+++ Listed entries +++

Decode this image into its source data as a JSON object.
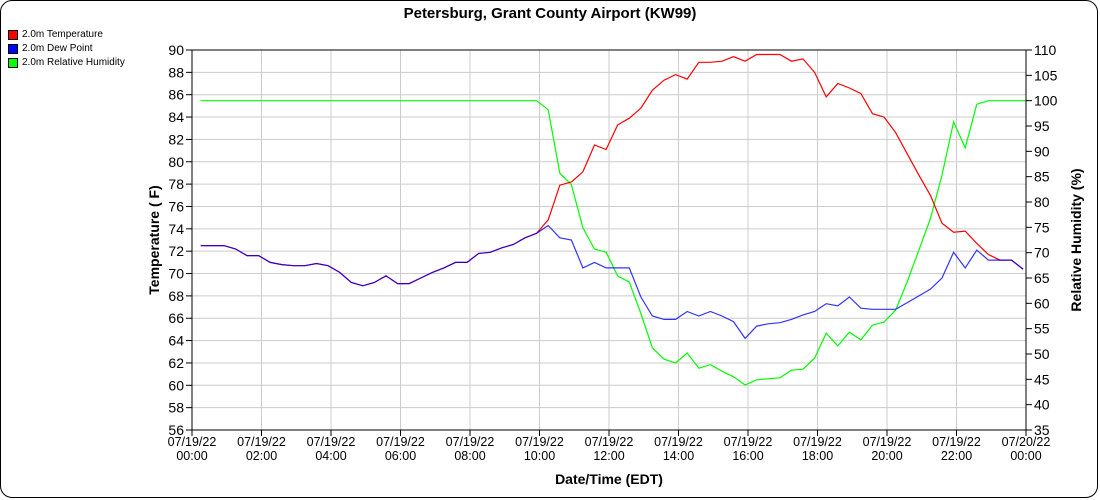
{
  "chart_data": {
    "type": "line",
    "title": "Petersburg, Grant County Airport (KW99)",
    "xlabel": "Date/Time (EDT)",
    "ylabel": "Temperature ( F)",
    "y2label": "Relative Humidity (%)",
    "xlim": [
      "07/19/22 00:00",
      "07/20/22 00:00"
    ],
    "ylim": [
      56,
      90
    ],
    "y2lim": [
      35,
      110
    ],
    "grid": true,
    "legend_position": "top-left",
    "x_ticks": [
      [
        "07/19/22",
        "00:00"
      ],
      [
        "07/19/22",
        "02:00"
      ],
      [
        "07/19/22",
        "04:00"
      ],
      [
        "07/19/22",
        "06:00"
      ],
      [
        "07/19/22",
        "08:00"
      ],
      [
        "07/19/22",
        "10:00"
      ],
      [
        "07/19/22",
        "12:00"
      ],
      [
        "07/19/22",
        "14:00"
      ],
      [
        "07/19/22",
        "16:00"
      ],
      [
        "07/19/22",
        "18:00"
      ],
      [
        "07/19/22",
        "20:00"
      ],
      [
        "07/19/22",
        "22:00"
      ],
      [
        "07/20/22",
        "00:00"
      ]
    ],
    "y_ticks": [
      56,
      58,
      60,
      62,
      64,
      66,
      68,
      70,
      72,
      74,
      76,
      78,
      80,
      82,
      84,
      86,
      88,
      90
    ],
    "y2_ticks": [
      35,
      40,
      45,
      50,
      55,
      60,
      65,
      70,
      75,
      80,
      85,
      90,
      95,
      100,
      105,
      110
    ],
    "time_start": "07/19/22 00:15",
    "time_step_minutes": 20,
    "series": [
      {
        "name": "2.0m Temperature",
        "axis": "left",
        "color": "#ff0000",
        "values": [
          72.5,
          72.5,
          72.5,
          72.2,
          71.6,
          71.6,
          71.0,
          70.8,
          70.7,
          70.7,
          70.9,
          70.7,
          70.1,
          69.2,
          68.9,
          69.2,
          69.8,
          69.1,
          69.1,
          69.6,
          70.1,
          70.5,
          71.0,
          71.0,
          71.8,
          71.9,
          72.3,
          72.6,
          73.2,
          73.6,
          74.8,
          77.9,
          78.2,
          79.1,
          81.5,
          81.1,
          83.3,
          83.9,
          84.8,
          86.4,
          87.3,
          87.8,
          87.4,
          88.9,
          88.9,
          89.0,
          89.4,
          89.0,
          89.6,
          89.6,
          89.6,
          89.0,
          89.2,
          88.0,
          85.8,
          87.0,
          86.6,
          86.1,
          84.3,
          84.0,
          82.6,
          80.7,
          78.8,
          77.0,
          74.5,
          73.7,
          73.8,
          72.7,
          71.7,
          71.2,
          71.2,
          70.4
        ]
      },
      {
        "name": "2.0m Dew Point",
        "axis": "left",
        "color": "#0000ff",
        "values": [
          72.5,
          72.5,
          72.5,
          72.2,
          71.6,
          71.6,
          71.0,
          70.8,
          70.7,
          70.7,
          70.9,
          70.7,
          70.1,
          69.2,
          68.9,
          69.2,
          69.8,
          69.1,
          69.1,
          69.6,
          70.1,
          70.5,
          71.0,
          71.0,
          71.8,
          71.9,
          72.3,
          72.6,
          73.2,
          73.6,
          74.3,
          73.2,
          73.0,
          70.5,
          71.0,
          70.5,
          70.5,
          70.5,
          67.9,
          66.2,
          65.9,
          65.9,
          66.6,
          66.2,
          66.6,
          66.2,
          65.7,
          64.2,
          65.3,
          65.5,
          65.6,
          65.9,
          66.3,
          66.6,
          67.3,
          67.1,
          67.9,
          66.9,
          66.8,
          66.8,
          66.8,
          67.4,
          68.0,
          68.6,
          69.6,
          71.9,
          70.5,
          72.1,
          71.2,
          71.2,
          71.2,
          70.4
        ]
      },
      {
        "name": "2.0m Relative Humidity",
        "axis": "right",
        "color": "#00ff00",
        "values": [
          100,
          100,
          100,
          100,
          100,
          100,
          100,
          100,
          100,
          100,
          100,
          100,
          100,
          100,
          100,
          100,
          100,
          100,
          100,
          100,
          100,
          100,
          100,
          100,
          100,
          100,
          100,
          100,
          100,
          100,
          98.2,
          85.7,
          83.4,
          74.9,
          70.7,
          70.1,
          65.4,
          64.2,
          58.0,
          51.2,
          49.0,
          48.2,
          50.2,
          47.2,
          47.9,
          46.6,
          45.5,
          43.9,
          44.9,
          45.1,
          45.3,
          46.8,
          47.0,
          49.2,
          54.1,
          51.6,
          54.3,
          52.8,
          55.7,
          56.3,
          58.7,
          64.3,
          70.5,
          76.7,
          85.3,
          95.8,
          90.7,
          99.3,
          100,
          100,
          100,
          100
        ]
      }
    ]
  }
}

+++

§ **Aim**
Leave out the pictures and copy everything else in the records word for word.

§ **Result of the task**
Decode this image into its source data as a JSON object.
{
  "chart_data": {
    "type": "line",
    "title": "Petersburg, Grant County Airport (KW99)",
    "xlabel": "Date/Time (EDT)",
    "ylabel": "Temperature ( F)",
    "y2label": "Relative Humidity (%)",
    "xlim": [
      "07/19/22 00:00",
      "07/20/22 00:00"
    ],
    "ylim": [
      56,
      90
    ],
    "y2lim": [
      35,
      110
    ],
    "grid": true,
    "legend_position": "top-left",
    "x_ticks": [
      [
        "07/19/22",
        "00:00"
      ],
      [
        "07/19/22",
        "02:00"
      ],
      [
        "07/19/22",
        "04:00"
      ],
      [
        "07/19/22",
        "06:00"
      ],
      [
        "07/19/22",
        "08:00"
      ],
      [
        "07/19/22",
        "10:00"
      ],
      [
        "07/19/22",
        "12:00"
      ],
      [
        "07/19/22",
        "14:00"
      ],
      [
        "07/19/22",
        "16:00"
      ],
      [
        "07/19/22",
        "18:00"
      ],
      [
        "07/19/22",
        "20:00"
      ],
      [
        "07/19/22",
        "22:00"
      ],
      [
        "07/20/22",
        "00:00"
      ]
    ],
    "y_ticks": [
      56,
      58,
      60,
      62,
      64,
      66,
      68,
      70,
      72,
      74,
      76,
      78,
      80,
      82,
      84,
      86,
      88,
      90
    ],
    "y2_ticks": [
      35,
      40,
      45,
      50,
      55,
      60,
      65,
      70,
      75,
      80,
      85,
      90,
      95,
      100,
      105,
      110
    ],
    "time_start": "07/19/22 00:15",
    "time_step_minutes": 20,
    "series": [
      {
        "name": "2.0m Temperature",
        "axis": "left",
        "color": "#ff0000",
        "values": [
          72.5,
          72.5,
          72.5,
          72.2,
          71.6,
          71.6,
          71.0,
          70.8,
          70.7,
          70.7,
          70.9,
          70.7,
          70.1,
          69.2,
          68.9,
          69.2,
          69.8,
          69.1,
          69.1,
          69.6,
          70.1,
          70.5,
          71.0,
          71.0,
          71.8,
          71.9,
          72.3,
          72.6,
          73.2,
          73.6,
          74.8,
          77.9,
          78.2,
          79.1,
          81.5,
          81.1,
          83.3,
          83.9,
          84.8,
          86.4,
          87.3,
          87.8,
          87.4,
          88.9,
          88.9,
          89.0,
          89.4,
          89.0,
          89.6,
          89.6,
          89.6,
          89.0,
          89.2,
          88.0,
          85.8,
          87.0,
          86.6,
          86.1,
          84.3,
          84.0,
          82.6,
          80.7,
          78.8,
          77.0,
          74.5,
          73.7,
          73.8,
          72.7,
          71.7,
          71.2,
          71.2,
          70.4
        ]
      },
      {
        "name": "2.0m Dew Point",
        "axis": "left",
        "color": "#0000ff",
        "values": [
          72.5,
          72.5,
          72.5,
          72.2,
          71.6,
          71.6,
          71.0,
          70.8,
          70.7,
          70.7,
          70.9,
          70.7,
          70.1,
          69.2,
          68.9,
          69.2,
          69.8,
          69.1,
          69.1,
          69.6,
          70.1,
          70.5,
          71.0,
          71.0,
          71.8,
          71.9,
          72.3,
          72.6,
          73.2,
          73.6,
          74.3,
          73.2,
          73.0,
          70.5,
          71.0,
          70.5,
          70.5,
          70.5,
          67.9,
          66.2,
          65.9,
          65.9,
          66.6,
          66.2,
          66.6,
          66.2,
          65.7,
          64.2,
          65.3,
          65.5,
          65.6,
          65.9,
          66.3,
          66.6,
          67.3,
          67.1,
          67.9,
          66.9,
          66.8,
          66.8,
          66.8,
          67.4,
          68.0,
          68.6,
          69.6,
          71.9,
          70.5,
          72.1,
          71.2,
          71.2,
          71.2,
          70.4
        ]
      },
      {
        "name": "2.0m Relative Humidity",
        "axis": "right",
        "color": "#00ff00",
        "values": [
          100,
          100,
          100,
          100,
          100,
          100,
          100,
          100,
          100,
          100,
          100,
          100,
          100,
          100,
          100,
          100,
          100,
          100,
          100,
          100,
          100,
          100,
          100,
          100,
          100,
          100,
          100,
          100,
          100,
          100,
          98.2,
          85.7,
          83.4,
          74.9,
          70.7,
          70.1,
          65.4,
          64.2,
          58.0,
          51.2,
          49.0,
          48.2,
          50.2,
          47.2,
          47.9,
          46.6,
          45.5,
          43.9,
          44.9,
          45.1,
          45.3,
          46.8,
          47.0,
          49.2,
          54.1,
          51.6,
          54.3,
          52.8,
          55.7,
          56.3,
          58.7,
          64.3,
          70.5,
          76.7,
          85.3,
          95.8,
          90.7,
          99.3,
          100,
          100,
          100,
          100
        ]
      }
    ]
  }
}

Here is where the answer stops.